**STATED PROBLEM**
Repeat the material in full. Keep every line exactly as it is.

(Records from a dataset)

------------

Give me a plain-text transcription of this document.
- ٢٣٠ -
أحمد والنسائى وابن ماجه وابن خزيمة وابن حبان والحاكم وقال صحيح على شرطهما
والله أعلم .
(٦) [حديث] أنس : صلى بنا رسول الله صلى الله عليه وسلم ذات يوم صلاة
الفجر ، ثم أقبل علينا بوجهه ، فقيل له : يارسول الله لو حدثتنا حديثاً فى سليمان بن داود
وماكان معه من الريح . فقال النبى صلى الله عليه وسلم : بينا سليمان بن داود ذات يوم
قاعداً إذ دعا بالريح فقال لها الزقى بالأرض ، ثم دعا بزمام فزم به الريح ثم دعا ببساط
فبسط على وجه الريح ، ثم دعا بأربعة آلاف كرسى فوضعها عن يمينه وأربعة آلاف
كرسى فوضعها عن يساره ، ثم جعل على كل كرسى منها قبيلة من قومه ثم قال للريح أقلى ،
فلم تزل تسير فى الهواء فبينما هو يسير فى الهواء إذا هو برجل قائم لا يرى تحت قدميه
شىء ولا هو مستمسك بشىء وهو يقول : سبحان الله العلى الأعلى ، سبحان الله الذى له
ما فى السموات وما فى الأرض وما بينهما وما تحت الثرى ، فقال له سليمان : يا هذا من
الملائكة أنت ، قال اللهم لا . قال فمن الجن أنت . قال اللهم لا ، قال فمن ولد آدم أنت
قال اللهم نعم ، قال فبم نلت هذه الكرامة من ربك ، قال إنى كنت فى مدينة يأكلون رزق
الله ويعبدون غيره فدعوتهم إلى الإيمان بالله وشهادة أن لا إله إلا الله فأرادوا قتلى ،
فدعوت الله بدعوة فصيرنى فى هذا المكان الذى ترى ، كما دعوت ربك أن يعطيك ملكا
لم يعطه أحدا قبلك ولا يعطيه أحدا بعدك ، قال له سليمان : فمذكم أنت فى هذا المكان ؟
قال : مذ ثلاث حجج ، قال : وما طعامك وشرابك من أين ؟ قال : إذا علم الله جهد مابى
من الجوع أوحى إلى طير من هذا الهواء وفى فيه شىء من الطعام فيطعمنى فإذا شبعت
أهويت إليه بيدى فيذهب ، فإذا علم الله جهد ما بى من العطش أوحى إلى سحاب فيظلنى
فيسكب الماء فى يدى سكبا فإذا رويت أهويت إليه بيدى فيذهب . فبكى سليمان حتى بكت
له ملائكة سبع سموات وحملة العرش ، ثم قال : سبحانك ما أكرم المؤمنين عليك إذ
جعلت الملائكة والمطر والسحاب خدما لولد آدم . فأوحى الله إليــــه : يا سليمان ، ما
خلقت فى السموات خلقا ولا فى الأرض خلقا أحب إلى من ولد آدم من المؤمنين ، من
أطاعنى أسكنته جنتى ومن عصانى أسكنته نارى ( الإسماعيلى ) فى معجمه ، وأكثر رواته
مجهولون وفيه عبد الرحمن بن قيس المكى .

------------

**RESULT OF THIS TASK**
Give me a plain-text transcription of this document.
- ٢٣٠ -
أحمد والنسائى وابن ماجه وابن خزيمة وابن حبان والحاكم وقال صحيح على شرطهما
والله أعلم .
(٦) [حديث] أنس : صلى بنا رسول الله صلى الله عليه وسلم ذات يوم صلاة
الفجر ، ثم أقبل علينا بوجهه ، فقيل له : يارسول الله لو حدثتنا حديثاً فى سليمان بن داود
وماكان معه من الريح . فقال النبى صلى الله عليه وسلم : بينا سليمان بن داود ذات يوم
قاعداً إذ دعا بالريح فقال لها الزقى بالأرض ، ثم دعا بزمام فزم به الريح ثم دعا ببساط
فبسط على وجه الريح ، ثم دعا بأربعة آلاف كرسى فوضعها عن يمينه وأربعة آلاف
كرسى فوضعها عن يساره ، ثم جعل على كل كرسى منها قبيلة من قومه ثم قال للريح أقلى ،
فلم تزل تسير فى الهواء فبينما هو يسير فى الهواء إذا هو برجل قائم لا يرى تحت قدميه
شىء ولا هو مستمسك بشىء وهو يقول : سبحان الله العلى الأعلى ، سبحان الله الذى له
ما فى السموات وما فى الأرض وما بينهما وما تحت الثرى ، فقال له سليمان : يا هذا من
الملائكة أنت ، قال اللهم لا . قال فمن الجن أنت . قال اللهم لا ، قال فمن ولد آدم أنت
قال اللهم نعم ، قال فبم نلت هذه الكرامة من ربك ، قال إنى كنت فى مدينة يأكلون رزق
الله ويعبدون غيره فدعوتهم إلى الإيمان بالله وشهادة أن لا إله إلا الله فأرادوا قتلى ،
فدعوت الله بدعوة فصيرنى فى هذا المكان الذى ترى ، كما دعوت ربك أن يعطيك ملكا
لم يعطه أحدا قبلك ولا يعطيه أحدا بعدك ، قال له سليمان : فمذكم أنت فى هذا المكان ؟
قال : مذ ثلاث حجج ، قال : وما طعامك وشرابك من أين ؟ قال : إذا علم الله جهد مابى
من الجوع أوحى إلى طير من هذا الهواء وفى فيه شىء من الطعام فيطعمنى فإذا شبعت
أهويت إليه بيدى فيذهب ، فإذا علم الله جهد ما بى من العطش أوحى إلى سحاب فيظلنى
فيسكب الماء فى يدى سكبا فإذا رويت أهويت إليه بيدى فيذهب . فبكى سليمان حتى بكت
له ملائكة سبع سموات وحملة العرش ، ثم قال : سبحانك ما أكرم المؤمنين عليك إذ
جعلت الملائكة والمطر والسحاب خدما لولد آدم . فأوحى الله إليــــه : يا سليمان ، ما
خلقت فى السموات خلقا ولا فى الأرض خلقا أحب إلى من ولد آدم من المؤمنين ، من
أطاعنى أسكنته جنتى ومن عصانى أسكنته نارى ( الإسماعيلى ) فى معجمه ، وأكثر رواته
مجهولون وفيه عبد الرحمن بن قيس المكى .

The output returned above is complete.